Problem to solve:
State how many lines of the records contain the string "overexposure", and give no other information.

Records from a collection:
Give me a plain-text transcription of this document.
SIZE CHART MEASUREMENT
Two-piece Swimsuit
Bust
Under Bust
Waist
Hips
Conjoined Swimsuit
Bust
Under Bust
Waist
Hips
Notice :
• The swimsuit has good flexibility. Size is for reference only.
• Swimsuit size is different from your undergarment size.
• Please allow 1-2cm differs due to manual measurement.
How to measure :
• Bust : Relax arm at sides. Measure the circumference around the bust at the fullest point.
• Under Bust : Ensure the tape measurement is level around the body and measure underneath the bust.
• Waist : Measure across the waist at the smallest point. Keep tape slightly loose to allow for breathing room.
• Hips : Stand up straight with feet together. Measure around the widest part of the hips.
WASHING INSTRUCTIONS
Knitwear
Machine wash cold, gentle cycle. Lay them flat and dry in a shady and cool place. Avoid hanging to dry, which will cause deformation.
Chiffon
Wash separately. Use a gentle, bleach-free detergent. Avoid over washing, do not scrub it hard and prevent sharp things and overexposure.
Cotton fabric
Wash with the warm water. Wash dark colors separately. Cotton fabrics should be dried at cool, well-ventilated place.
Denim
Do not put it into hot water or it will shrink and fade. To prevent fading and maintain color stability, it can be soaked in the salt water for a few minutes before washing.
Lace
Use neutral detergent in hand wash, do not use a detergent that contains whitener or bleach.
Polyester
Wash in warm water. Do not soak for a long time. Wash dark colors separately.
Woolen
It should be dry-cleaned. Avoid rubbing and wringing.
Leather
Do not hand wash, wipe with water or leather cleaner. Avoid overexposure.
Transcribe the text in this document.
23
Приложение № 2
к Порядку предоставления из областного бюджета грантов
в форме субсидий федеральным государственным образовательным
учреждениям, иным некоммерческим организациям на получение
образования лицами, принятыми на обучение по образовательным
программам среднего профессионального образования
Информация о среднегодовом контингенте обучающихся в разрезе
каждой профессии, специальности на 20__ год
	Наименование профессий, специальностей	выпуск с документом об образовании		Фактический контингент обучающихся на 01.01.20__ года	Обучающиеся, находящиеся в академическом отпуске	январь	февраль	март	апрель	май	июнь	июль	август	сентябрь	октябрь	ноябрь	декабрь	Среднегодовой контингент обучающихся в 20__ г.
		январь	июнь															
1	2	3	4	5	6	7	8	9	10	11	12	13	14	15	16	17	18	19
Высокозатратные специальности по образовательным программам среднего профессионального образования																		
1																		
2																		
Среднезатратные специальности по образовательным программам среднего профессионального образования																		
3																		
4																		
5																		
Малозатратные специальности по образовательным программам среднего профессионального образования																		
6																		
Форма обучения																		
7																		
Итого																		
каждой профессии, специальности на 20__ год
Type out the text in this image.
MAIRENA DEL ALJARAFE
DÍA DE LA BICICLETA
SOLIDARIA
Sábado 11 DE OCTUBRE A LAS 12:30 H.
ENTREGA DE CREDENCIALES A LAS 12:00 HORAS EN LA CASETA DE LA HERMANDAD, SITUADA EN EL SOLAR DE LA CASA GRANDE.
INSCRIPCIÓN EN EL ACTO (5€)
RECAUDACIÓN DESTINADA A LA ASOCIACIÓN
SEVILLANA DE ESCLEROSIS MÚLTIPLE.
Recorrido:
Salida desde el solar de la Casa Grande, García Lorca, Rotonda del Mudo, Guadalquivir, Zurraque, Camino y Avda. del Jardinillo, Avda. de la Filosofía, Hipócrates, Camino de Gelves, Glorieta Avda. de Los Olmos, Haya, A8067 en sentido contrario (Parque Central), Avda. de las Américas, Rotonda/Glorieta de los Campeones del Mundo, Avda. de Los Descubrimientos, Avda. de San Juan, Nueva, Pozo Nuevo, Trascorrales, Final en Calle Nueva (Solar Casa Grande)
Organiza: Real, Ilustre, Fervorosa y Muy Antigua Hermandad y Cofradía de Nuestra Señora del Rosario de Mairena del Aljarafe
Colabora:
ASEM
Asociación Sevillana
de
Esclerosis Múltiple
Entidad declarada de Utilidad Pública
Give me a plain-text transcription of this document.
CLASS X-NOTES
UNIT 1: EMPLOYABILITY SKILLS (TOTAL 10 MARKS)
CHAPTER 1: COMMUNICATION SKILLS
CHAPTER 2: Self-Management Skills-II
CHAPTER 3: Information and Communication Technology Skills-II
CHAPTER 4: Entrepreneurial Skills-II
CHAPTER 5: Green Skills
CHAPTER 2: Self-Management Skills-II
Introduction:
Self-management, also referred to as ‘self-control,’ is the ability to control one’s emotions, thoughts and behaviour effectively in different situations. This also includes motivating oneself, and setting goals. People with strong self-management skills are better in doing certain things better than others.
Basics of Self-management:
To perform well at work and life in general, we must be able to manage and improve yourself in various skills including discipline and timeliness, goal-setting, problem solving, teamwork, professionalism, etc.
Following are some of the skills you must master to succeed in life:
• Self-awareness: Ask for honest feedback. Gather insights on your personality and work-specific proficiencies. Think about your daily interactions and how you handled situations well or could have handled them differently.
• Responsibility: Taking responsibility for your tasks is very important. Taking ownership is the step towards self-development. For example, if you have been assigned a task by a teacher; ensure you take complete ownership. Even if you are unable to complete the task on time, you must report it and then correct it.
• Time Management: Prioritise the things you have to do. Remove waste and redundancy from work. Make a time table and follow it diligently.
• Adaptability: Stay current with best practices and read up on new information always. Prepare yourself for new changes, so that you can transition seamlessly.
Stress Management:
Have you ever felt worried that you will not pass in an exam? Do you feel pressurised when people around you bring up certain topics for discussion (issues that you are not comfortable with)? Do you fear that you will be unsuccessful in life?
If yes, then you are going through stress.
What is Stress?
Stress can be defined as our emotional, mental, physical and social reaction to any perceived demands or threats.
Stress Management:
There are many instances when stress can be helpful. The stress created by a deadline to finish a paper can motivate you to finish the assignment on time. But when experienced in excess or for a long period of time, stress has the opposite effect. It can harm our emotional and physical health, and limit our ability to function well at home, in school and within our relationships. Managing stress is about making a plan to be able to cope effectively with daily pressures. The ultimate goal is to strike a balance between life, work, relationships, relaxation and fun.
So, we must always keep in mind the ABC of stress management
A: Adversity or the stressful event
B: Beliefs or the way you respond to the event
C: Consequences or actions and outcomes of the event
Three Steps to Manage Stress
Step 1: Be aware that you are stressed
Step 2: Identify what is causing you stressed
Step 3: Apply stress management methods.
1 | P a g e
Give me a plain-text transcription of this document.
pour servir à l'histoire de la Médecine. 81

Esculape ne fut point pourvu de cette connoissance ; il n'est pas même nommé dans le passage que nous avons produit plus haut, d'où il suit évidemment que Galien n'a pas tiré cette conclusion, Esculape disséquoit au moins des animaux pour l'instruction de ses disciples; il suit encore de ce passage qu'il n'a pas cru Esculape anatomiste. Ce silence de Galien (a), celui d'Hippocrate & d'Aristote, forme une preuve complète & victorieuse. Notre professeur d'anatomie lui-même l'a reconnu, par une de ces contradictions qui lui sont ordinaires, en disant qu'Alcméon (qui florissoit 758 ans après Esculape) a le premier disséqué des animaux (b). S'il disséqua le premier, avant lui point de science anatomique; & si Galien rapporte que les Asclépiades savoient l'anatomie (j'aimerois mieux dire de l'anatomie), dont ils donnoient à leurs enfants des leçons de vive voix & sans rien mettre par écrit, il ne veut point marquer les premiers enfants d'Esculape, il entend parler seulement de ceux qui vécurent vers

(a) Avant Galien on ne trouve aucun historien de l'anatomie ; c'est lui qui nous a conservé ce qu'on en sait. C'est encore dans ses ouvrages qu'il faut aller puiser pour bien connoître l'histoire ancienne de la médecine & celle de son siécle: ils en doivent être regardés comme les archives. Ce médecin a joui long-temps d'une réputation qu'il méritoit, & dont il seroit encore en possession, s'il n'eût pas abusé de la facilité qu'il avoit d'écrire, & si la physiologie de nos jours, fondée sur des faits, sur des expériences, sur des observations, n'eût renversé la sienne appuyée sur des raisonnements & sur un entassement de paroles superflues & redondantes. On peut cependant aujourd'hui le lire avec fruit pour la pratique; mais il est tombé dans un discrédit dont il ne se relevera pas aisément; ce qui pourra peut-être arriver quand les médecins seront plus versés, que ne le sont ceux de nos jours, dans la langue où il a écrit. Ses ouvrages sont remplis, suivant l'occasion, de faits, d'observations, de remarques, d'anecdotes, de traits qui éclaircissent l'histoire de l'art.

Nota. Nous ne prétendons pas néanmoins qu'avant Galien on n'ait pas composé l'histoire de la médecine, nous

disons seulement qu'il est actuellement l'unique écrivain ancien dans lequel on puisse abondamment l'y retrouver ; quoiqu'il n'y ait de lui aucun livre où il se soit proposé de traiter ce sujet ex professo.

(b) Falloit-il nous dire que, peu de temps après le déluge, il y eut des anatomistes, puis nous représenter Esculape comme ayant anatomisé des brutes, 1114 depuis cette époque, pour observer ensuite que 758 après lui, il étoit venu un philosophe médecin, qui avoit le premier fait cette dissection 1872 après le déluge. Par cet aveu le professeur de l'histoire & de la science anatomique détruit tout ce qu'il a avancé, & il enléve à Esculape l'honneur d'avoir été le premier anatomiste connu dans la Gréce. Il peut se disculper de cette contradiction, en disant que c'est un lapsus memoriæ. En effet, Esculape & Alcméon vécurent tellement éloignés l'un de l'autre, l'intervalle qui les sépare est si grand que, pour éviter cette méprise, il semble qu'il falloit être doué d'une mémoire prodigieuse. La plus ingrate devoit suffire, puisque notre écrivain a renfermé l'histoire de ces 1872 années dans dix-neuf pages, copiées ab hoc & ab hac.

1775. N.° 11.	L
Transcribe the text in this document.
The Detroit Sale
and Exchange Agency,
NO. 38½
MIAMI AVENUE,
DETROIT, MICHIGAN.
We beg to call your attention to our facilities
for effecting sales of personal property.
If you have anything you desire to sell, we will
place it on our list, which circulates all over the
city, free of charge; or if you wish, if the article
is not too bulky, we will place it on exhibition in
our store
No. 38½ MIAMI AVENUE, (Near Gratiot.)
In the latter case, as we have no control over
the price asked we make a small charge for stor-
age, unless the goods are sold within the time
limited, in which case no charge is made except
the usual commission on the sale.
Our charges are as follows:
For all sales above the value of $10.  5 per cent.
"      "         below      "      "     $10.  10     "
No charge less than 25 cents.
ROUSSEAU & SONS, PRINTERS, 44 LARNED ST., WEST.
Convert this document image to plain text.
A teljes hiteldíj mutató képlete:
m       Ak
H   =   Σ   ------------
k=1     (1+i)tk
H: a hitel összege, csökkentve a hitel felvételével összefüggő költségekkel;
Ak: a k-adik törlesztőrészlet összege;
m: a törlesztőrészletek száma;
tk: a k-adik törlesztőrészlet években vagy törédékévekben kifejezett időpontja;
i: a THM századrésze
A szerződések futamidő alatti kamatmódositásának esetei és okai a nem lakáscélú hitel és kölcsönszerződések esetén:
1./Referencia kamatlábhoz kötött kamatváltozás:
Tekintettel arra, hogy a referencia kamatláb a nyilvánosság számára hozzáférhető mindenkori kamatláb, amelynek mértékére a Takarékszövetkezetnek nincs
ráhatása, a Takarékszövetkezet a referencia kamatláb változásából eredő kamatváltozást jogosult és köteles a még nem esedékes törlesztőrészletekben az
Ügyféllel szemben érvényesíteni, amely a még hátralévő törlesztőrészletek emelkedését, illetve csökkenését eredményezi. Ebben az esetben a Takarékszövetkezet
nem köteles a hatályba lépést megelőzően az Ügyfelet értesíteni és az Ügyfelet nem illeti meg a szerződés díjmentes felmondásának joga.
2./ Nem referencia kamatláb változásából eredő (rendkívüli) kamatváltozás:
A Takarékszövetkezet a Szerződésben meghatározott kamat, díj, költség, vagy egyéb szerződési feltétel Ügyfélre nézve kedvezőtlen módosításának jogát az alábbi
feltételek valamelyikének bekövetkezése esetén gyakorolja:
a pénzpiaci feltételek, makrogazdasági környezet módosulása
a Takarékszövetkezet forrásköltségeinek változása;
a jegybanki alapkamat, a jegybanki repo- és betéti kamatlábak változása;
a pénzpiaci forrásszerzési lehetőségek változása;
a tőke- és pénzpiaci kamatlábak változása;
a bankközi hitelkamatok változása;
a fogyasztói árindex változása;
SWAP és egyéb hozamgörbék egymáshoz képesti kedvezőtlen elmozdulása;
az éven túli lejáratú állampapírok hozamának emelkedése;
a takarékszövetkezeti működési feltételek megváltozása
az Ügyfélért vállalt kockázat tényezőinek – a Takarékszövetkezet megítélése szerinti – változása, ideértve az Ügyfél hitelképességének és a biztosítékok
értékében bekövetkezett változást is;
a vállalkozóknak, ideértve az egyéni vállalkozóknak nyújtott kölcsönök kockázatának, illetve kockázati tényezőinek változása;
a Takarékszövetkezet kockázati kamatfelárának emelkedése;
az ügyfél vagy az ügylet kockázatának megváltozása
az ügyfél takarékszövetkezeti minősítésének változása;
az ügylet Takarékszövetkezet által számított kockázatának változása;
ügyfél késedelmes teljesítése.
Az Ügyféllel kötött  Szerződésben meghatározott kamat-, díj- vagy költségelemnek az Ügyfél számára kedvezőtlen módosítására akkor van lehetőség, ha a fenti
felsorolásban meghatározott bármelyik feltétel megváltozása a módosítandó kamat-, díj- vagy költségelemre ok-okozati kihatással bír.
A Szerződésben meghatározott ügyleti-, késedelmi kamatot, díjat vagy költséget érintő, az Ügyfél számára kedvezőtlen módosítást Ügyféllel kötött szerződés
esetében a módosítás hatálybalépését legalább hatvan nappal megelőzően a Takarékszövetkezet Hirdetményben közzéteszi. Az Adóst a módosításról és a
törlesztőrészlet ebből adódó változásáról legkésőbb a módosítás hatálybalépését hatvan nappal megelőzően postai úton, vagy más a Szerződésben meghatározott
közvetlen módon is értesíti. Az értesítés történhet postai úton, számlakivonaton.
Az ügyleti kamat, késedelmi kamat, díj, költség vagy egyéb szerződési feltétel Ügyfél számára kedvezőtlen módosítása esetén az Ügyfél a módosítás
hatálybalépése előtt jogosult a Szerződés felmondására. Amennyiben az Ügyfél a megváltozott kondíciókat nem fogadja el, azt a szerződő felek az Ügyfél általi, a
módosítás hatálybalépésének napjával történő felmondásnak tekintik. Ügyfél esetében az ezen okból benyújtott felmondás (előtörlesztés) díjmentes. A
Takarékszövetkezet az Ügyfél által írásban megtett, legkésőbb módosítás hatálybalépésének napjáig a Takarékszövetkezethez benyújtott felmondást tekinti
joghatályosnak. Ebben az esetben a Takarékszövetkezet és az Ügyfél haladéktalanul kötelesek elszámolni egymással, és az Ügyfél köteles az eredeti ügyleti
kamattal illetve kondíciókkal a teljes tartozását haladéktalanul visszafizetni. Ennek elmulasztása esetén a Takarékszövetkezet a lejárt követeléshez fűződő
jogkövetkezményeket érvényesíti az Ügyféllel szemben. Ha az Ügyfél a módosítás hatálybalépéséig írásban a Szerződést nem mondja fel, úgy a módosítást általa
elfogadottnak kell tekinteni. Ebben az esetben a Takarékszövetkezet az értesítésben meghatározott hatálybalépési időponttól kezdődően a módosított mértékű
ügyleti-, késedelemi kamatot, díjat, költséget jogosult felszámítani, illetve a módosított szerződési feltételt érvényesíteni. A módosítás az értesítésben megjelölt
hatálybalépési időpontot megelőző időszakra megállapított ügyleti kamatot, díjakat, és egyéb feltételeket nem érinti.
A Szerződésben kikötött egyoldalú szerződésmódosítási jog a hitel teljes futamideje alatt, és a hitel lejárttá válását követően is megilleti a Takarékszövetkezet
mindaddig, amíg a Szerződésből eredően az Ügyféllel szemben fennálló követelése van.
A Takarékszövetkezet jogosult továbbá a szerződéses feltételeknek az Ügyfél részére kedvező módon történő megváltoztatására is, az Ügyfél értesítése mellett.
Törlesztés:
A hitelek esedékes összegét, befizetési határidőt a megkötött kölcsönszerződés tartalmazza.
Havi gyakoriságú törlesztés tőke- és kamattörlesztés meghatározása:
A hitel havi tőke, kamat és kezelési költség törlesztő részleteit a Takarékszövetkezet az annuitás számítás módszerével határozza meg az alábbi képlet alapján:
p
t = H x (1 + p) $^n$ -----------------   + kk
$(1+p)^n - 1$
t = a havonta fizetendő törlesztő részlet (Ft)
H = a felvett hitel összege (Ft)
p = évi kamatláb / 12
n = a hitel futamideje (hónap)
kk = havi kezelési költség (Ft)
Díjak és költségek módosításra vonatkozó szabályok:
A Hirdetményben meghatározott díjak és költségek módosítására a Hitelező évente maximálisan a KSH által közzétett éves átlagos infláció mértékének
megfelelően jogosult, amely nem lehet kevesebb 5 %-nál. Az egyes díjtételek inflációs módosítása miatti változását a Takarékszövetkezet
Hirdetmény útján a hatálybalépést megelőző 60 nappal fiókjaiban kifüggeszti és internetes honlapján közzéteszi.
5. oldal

Full solution:
2